INSTRUCCIONES:
**A.** Transcribe el artículo sobre la Ley de Restauración de la Naturaleza entre "La Ley de Restauración de la Naturaleza, a" y "actualmente en vigor.", ambos incluidos, renombrando "preacuerdo" como "acuerdo previo".
**B.** Prosigue el artículo sobre la Ley de Restauración de la Naturaleza a partir de su última oración.

EXTRACTO DEL DOCUMENTO:

———

Montaje de fotos de una mano tocando hierbas con una puesta de sol de fondo y, al lado, un juez firmando un documento

OPINIÓN

Una ley para aniquilar a la naturaleza

La Ley de Restauración de la Naturaleza, a pesar de su nombre, catalizará megaincendios forestales y favorecerá la degradación de nuestros montes

El pasado jueves se firmó, en el seno de la Unión Europea, el preacuerdo sobre el texto final de la Ley de Restauración de la Naturaleza. Con esta ley, cuya propuesta fue aprobada en julio, se pretende “restaurar” más del 20% de los ecosistemas degradados antes de 2030, y llegar al 90% antes de 2050. Pero la historia medioambiental está sembrada de nombres bonitos, objetivos honrosos, y resultados catastróficos. Y esta nueva regulación, por desgracia no parece que vaya a ser una excepción, porque cuenta con más ideología que ciencia. A continuación explicaremos el problema que supone la nueva ley, y para ello empezaremos examinando las consecuencias de políticas parecidas actualmente en vigor.

El desarrollo de la Red Natura 2000, y el amplio despliegue de los Espacios Naturales Protegidos, es un ejemplo de política ambiental miope. Y es que, en contra de lo que popularmente se cree, las áreas protegidas son uno de los ecosistemas que más arden. En muchas se prioriza la acumulación de hojarasca y matorral, que aportan el combustible para alimentar a las llamas cuando se dé el incendio.

También se fomenta la continuidad forestal en muchas áreas protegidas. Es decir, que el fuego no encuentre ninguna interrupción mientras devora nuestros paisajes, de manera que pueda correr desbocado quemando cientos, cuando no miles, de hectáreas a la vez. Esto genera la suficiente energía como para desarrollar los llamados incendios de sexta generación. Esto es, incendios que recorren varios miles de hectáreas por hora, poniendo en peligro la vida del personal de extinción, de las personas que viven en el monte, y de las que estaban de paso.

———

Entradas de datos guardadas:
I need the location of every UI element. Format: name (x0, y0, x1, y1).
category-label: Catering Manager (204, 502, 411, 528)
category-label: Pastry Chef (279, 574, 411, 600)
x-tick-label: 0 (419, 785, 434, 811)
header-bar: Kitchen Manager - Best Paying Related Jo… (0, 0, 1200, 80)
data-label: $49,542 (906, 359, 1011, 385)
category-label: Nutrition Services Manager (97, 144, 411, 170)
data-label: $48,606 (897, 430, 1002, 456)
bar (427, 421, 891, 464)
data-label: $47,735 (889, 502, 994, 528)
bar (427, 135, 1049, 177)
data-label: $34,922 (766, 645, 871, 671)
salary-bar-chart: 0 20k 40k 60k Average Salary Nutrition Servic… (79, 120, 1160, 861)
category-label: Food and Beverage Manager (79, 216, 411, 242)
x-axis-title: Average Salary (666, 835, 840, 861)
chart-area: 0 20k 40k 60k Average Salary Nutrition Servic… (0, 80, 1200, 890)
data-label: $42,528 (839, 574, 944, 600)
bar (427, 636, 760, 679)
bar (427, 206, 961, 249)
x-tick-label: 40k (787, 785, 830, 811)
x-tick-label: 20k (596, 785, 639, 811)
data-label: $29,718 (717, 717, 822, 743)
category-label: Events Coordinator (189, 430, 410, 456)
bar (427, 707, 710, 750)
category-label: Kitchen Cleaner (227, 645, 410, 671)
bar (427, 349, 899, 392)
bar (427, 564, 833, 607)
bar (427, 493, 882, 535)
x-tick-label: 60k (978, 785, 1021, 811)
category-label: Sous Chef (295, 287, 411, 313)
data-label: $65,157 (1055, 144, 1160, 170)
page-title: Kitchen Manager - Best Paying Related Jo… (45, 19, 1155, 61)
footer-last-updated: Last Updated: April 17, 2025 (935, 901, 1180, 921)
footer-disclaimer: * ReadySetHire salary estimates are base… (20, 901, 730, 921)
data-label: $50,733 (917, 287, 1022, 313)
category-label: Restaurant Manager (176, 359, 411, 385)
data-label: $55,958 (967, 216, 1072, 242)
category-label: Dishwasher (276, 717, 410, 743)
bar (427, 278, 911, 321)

———

RESPUESTAS DEL EJERCICIO:
**A.**
La Ley de Restauración de la Naturaleza, a pesar de su nombre, catalizará megaincendios forestales y favorecerá la degradación de nuestros montes

El pasado jueves se firmó, en el seno de la Unión Europea, el acuerdo previo sobre el texto final de la Ley de Restauración de la Naturaleza. Con esta ley, cuya propuesta fue aprobada en julio, se pretende “restaurar” más del 20% de los ecosistemas degradados antes de 2030, y llegar al 90% antes de 2050. Pero la historia medioambiental está sembrada de nombres bonitos, objetivos honrosos, y resultados catastróficos. Y esta nueva regulación, por desgracia no parece que vaya a ser una excepción, porque cuenta con más ideología que ciencia. A continuación explicaremos el problema que supone la nueva ley, y para ello empezaremos examinando las consecuencias de políticas parecidas actualmente en vigor.

**B.**
El tercer elemento que explica por qué las áreas protegidas son particularmente inflamables lo encontramos en que se favorece la continuidad vertical de la vegetación. Esto es, la coexistencia de arbustos y árboles pequeños, junto con árboles medianos y grandes, que conforman una especie de escalera que permite al fuego trepar hasta las copas de los árboles, generando murallas de llamas de varias decenas de altura, e imposibilitando todo acercamiento al incendio.

Montaje de fotos de un incendio en un bosque y, al lado, un agente forestal tratando de apagar un fuego

Otro ejemplo de políticas ambientales que crean, y no solucionan, problemas lo encontramos en la creciente fiscalización ambiental que dificulta, cuando no frena directamente, la gestión forestal. Anna Sanitjas, Directora General de Ecosistemas Forestales en la Generalitat, mostraba recientemente como el 10% de los árboles en Cataluña están moribundos, o muertos. Si trabajamos y gestionamos los bosques sosteniblemente, podemos disminuir esta mortandad porque tendremos menos árboles por hectárea y, en consecuencia, más agua por árbol. Además, obtendremos recursos como leñas, materiales de construcción o de embalaje, con una huella de carbono mucho menor que la de los combustibles fósiles, el acero, el hormigón y los plásticos que se usan en su lugar. Pero la creciente fiscalidad solo facilita la extracción de ejemplares una vez muertos, cuando el bosque está a punto del colapso, y los árboles carecen de valor de mercado.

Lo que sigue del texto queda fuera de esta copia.